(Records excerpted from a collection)

>> Start

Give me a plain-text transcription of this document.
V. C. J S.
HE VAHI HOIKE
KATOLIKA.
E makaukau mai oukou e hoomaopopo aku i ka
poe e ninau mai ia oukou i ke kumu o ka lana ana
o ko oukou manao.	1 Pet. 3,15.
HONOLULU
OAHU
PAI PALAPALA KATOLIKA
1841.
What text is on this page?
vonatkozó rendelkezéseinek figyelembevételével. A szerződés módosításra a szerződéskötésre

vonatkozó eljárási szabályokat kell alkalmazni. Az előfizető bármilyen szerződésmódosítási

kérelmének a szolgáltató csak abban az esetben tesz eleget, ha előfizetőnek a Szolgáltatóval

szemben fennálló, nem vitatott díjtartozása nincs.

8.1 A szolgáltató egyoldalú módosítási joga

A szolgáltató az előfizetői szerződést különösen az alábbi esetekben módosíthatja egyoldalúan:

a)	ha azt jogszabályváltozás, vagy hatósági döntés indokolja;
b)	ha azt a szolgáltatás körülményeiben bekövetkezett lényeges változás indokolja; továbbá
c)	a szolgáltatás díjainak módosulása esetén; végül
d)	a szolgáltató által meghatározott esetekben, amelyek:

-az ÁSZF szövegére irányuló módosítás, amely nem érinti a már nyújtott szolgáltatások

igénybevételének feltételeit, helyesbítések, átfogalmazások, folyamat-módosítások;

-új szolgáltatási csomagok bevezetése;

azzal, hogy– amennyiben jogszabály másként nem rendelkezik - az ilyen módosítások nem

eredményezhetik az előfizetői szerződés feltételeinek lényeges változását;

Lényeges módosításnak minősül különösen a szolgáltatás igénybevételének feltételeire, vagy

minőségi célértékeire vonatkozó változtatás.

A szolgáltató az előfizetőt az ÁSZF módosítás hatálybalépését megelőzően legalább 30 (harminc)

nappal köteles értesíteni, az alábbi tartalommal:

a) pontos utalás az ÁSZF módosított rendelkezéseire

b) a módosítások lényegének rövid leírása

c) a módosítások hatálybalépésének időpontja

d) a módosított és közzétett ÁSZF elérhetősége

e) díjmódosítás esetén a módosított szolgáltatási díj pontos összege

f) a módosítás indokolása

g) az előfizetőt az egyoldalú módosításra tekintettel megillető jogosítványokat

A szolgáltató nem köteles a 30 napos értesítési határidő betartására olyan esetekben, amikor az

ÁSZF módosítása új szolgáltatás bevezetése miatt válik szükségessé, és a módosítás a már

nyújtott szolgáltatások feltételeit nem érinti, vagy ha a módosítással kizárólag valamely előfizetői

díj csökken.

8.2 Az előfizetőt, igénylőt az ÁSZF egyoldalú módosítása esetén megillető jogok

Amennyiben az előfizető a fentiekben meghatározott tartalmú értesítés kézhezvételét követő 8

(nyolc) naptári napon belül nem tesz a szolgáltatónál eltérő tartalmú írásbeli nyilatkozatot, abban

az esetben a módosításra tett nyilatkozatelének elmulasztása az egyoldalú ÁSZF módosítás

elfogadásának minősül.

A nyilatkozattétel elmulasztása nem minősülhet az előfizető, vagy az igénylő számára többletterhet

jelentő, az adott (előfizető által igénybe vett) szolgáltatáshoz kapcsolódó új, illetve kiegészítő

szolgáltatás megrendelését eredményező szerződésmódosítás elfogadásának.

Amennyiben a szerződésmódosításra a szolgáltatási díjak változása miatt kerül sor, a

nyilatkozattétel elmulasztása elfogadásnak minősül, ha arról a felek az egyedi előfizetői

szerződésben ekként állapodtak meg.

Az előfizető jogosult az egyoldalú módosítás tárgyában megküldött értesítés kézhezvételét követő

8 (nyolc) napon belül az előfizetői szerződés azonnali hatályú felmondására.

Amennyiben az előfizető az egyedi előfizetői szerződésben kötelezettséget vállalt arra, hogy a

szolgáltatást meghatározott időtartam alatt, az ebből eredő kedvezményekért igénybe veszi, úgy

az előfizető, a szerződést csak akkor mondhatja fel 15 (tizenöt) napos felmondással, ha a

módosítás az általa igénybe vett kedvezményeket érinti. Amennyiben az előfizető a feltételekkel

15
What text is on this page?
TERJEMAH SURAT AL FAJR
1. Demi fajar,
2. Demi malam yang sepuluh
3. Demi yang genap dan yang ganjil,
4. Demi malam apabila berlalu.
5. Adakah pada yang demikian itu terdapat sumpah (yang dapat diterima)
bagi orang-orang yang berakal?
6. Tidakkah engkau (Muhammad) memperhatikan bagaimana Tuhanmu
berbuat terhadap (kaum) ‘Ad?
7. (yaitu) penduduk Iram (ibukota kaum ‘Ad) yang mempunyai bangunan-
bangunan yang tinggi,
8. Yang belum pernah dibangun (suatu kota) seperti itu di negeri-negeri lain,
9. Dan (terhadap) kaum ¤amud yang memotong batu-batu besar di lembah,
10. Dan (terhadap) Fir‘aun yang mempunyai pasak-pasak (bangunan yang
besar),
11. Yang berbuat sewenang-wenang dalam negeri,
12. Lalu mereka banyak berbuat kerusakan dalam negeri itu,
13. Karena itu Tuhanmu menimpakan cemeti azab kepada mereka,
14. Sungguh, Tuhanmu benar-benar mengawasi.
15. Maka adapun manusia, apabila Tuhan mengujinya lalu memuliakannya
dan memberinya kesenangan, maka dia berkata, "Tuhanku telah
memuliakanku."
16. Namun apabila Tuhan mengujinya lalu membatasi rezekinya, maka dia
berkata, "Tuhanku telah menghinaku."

>> End

Check every line of the listing for the string "terhadap" and report how many lines have it, as a number alone.

3